*Instructions for the task*
Work through the following lines and count those that hold the word "Mazda". Reply with that number only.
###
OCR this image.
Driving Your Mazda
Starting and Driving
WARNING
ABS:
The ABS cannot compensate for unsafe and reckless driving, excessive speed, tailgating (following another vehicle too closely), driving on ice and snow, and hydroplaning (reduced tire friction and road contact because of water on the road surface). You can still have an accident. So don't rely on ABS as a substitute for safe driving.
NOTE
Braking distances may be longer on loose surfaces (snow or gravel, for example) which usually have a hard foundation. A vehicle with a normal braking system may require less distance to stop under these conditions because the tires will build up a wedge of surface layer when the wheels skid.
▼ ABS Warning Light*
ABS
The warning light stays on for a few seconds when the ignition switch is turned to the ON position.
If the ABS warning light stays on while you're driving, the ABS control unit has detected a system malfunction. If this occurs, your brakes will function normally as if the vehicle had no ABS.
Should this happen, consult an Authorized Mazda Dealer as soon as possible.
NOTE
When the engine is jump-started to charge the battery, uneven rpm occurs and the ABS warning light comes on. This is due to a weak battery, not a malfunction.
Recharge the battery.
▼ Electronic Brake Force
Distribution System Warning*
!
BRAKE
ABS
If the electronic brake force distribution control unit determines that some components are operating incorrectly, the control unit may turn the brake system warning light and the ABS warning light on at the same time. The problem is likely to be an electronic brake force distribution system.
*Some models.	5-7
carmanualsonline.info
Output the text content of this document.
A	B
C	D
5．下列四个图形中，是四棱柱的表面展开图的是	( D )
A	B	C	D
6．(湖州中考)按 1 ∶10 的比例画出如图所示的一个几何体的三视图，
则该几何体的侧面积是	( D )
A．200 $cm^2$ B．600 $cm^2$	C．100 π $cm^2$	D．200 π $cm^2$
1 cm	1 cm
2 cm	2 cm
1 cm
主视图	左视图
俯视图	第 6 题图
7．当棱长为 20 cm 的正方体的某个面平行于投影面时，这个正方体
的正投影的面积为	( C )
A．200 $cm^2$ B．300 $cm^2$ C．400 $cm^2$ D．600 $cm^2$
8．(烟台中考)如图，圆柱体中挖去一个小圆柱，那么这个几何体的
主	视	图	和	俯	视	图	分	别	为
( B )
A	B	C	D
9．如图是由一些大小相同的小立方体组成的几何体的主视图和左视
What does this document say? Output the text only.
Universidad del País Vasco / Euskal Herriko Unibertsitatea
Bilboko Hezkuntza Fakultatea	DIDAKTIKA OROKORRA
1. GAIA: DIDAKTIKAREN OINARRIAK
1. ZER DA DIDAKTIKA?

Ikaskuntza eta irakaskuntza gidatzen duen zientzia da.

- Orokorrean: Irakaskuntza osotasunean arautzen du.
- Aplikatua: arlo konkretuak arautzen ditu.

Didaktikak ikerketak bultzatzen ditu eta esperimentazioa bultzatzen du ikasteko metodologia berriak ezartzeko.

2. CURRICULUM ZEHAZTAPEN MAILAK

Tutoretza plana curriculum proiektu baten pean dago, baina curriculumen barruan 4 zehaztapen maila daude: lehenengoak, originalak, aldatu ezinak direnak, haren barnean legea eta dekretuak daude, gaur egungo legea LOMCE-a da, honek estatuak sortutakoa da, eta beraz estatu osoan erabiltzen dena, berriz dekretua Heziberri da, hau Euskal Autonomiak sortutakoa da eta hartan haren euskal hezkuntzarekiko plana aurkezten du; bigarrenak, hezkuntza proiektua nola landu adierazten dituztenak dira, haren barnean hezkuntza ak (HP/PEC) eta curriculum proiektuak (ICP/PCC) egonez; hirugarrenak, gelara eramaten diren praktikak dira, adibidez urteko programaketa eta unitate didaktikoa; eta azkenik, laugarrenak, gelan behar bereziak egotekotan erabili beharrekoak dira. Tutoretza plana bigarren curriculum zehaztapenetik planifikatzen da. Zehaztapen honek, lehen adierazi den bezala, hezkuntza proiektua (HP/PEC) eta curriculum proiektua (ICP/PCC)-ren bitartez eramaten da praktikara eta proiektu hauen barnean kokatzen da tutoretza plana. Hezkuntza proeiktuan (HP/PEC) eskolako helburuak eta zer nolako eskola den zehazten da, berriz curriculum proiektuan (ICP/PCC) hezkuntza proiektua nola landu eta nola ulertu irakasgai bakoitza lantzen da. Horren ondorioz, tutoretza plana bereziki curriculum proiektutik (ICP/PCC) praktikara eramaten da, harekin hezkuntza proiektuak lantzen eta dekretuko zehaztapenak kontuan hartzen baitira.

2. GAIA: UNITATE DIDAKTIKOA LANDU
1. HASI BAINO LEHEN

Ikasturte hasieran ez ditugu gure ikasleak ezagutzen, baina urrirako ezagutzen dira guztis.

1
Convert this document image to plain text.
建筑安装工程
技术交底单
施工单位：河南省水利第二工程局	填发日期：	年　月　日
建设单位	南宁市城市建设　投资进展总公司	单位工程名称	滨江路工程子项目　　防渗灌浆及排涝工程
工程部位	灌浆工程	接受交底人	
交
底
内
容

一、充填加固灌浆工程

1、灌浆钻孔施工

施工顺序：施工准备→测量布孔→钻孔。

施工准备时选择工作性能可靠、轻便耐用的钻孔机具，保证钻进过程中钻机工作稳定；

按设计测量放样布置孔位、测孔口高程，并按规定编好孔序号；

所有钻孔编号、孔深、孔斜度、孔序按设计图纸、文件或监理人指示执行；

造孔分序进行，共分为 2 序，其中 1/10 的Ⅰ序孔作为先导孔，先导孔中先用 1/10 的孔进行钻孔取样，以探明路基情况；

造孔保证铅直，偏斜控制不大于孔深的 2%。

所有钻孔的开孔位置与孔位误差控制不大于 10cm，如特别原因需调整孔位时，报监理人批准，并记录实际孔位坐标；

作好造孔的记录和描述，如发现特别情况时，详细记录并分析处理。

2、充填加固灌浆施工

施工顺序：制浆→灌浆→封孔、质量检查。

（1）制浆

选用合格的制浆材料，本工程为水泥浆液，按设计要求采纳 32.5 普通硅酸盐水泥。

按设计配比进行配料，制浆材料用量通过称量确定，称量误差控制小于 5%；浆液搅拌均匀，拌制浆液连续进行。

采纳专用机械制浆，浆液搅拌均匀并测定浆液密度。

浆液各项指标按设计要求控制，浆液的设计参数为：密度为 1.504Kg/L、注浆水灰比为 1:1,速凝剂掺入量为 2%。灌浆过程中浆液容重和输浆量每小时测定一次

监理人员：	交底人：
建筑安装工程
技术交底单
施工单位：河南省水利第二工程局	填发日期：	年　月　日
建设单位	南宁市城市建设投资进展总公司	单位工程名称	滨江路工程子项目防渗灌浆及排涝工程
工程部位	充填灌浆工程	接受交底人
###
*Output of the task*
2